(TASK): Scan the material below for lines with the word "source" and report how many there are, with nothing added.

(THE RECORDS):
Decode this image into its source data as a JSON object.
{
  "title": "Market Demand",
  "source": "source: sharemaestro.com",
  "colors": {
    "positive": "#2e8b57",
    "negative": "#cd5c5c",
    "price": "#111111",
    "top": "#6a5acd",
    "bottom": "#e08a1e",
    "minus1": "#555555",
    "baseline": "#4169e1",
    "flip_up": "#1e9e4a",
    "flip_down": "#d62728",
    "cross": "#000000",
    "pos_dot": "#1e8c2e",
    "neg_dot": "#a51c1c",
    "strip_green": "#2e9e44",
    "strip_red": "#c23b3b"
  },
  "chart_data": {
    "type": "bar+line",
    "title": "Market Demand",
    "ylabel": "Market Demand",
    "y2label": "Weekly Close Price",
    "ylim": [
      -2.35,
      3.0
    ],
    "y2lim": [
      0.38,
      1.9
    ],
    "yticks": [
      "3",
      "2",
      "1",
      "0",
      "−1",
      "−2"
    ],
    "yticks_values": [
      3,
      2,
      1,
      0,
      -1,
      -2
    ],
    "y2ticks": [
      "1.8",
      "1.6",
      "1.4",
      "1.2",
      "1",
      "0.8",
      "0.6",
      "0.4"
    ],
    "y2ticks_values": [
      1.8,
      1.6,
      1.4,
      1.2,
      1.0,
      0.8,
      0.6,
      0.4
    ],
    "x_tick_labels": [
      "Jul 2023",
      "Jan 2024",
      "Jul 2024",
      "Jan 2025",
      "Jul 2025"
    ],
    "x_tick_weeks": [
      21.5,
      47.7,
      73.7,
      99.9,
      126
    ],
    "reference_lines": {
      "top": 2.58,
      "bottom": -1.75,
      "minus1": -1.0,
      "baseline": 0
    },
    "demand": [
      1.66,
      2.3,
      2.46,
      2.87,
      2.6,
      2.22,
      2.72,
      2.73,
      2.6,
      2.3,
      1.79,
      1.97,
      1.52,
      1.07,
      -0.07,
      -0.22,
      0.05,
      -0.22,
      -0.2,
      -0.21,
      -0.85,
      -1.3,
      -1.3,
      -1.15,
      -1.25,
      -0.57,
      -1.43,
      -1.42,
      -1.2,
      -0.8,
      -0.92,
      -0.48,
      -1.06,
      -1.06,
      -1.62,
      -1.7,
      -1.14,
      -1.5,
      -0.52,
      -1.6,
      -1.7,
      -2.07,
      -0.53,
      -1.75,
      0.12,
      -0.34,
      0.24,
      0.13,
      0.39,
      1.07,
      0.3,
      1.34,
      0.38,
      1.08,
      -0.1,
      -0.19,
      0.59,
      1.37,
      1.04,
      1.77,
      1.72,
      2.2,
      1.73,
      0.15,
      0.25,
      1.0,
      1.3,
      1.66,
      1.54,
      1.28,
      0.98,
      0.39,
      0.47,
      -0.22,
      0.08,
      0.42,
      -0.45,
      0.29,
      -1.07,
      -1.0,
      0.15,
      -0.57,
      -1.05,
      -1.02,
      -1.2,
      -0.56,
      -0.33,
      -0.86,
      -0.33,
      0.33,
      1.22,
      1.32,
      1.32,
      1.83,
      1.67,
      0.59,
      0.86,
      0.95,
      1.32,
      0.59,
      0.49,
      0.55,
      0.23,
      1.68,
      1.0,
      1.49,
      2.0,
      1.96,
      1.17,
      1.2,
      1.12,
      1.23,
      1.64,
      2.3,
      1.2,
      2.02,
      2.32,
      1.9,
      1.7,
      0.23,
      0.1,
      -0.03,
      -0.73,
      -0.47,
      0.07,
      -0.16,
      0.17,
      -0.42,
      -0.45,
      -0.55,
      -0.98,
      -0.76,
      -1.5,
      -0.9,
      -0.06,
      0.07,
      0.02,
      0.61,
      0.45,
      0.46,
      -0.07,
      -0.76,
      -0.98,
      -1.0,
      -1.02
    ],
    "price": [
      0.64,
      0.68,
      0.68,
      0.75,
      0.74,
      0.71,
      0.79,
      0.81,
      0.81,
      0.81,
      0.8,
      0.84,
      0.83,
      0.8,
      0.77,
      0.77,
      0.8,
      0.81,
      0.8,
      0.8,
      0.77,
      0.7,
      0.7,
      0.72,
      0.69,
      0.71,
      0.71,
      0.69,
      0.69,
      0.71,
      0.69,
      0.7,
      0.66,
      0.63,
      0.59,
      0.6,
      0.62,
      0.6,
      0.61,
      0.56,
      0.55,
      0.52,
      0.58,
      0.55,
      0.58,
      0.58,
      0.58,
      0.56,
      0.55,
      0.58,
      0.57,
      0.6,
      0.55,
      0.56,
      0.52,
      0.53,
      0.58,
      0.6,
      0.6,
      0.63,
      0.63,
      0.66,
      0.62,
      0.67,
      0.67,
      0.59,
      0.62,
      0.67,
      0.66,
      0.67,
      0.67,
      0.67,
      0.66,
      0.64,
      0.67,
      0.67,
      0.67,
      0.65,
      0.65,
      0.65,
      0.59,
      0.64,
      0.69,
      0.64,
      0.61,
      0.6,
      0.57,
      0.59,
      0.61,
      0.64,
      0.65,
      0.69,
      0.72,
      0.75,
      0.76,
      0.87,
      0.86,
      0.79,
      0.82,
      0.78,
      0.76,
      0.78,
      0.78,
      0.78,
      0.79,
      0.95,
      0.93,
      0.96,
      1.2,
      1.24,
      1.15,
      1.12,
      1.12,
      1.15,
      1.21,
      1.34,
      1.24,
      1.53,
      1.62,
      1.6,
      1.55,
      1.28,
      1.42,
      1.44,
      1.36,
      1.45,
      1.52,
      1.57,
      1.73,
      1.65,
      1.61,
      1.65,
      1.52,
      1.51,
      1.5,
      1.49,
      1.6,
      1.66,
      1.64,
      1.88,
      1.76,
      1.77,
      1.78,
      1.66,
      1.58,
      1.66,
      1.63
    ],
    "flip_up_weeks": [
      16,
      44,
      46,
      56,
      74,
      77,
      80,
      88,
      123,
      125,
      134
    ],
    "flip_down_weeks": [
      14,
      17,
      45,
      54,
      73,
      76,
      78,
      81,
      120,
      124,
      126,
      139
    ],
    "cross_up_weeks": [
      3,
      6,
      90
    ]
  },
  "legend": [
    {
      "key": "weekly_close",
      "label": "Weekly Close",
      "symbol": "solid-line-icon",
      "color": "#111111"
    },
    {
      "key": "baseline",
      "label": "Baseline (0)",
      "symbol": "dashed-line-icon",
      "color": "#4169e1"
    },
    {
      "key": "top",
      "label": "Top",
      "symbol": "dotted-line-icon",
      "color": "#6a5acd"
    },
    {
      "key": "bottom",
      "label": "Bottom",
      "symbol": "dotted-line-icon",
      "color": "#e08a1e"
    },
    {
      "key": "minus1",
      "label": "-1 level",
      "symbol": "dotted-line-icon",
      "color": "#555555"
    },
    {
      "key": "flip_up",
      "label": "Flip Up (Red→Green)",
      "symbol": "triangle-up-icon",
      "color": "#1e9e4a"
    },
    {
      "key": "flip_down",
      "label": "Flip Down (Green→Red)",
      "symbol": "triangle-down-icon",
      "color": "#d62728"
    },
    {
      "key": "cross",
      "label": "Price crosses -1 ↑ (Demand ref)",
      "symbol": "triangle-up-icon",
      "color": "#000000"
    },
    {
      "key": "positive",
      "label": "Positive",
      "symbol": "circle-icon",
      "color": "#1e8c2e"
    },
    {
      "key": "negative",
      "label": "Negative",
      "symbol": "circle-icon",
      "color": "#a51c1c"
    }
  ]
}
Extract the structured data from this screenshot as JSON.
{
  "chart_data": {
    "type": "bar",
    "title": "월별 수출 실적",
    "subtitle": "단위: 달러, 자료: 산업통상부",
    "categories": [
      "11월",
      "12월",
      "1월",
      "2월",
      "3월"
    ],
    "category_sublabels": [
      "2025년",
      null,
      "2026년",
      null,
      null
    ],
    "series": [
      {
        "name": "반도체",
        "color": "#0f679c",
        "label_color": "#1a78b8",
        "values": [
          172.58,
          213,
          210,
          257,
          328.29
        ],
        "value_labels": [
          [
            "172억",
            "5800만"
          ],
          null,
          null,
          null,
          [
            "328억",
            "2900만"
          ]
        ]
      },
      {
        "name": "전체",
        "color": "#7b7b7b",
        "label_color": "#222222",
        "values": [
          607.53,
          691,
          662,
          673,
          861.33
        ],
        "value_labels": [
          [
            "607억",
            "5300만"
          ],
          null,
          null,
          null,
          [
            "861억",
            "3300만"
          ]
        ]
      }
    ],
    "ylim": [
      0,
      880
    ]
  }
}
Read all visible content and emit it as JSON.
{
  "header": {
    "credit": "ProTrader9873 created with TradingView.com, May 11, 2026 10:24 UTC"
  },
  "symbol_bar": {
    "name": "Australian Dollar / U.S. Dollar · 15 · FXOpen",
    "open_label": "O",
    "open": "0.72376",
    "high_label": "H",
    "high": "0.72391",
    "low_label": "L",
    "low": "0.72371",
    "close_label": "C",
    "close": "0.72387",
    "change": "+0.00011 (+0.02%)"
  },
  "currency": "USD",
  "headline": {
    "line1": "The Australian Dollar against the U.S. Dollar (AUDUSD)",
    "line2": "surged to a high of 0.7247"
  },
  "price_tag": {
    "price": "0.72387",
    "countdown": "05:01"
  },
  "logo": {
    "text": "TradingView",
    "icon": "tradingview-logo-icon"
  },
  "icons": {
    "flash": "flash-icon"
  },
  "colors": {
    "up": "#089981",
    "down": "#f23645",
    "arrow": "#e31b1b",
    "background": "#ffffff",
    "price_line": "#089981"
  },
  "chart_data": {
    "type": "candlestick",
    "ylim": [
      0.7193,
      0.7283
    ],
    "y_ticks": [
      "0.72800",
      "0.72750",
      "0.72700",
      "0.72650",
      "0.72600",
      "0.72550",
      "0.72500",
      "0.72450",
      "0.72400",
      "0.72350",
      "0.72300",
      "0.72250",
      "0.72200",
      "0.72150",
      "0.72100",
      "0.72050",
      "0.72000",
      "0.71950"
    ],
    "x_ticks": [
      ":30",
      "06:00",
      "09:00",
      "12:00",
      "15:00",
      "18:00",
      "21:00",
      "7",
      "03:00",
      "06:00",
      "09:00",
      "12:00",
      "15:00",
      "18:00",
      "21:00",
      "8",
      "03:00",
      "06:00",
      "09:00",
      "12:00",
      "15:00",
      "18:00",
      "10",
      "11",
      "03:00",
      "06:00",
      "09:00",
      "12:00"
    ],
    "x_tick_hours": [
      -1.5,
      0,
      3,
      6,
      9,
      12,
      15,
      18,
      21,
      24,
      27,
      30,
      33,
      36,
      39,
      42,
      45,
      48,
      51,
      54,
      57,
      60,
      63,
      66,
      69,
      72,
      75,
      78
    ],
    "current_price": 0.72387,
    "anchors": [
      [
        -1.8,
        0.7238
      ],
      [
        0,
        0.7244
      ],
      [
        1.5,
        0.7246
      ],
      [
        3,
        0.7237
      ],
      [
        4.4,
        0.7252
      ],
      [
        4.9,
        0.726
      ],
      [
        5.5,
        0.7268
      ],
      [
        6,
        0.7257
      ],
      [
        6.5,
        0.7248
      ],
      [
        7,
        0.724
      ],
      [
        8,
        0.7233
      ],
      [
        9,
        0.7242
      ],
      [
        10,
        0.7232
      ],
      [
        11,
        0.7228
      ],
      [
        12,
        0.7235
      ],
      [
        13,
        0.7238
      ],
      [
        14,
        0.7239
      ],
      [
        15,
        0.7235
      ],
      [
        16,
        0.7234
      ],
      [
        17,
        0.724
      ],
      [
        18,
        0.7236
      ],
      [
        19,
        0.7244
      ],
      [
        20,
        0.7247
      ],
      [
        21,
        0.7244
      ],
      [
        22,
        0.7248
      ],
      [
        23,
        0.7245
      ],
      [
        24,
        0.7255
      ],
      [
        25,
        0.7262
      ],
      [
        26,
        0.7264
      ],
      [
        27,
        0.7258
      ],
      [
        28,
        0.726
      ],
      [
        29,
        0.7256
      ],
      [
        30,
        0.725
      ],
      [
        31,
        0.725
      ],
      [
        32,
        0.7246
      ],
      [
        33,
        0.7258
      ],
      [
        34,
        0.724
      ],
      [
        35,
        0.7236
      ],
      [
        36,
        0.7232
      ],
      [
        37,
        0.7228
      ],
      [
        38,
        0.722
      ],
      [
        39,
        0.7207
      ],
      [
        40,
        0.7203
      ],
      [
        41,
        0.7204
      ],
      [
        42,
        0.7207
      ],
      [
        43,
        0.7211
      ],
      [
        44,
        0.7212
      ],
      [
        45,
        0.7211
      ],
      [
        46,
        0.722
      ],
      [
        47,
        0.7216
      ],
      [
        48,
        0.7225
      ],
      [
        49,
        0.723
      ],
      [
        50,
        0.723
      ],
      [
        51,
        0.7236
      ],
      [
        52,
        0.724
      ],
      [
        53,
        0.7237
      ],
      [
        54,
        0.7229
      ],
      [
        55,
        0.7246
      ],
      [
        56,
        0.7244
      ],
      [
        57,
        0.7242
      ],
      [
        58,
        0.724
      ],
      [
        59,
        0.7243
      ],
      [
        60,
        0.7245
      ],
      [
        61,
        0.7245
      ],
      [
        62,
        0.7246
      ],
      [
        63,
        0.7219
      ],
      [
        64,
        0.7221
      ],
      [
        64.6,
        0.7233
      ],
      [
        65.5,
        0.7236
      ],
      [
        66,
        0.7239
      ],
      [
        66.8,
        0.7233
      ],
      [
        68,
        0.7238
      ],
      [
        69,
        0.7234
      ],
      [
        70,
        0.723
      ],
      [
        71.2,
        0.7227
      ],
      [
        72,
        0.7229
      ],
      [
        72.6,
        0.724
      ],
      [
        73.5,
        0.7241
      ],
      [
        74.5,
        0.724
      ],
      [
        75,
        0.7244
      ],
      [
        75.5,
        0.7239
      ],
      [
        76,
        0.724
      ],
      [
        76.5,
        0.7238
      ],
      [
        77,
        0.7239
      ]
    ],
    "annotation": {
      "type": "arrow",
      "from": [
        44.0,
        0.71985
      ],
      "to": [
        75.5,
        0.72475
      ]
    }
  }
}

(ANSWER TO THIS TASK): 2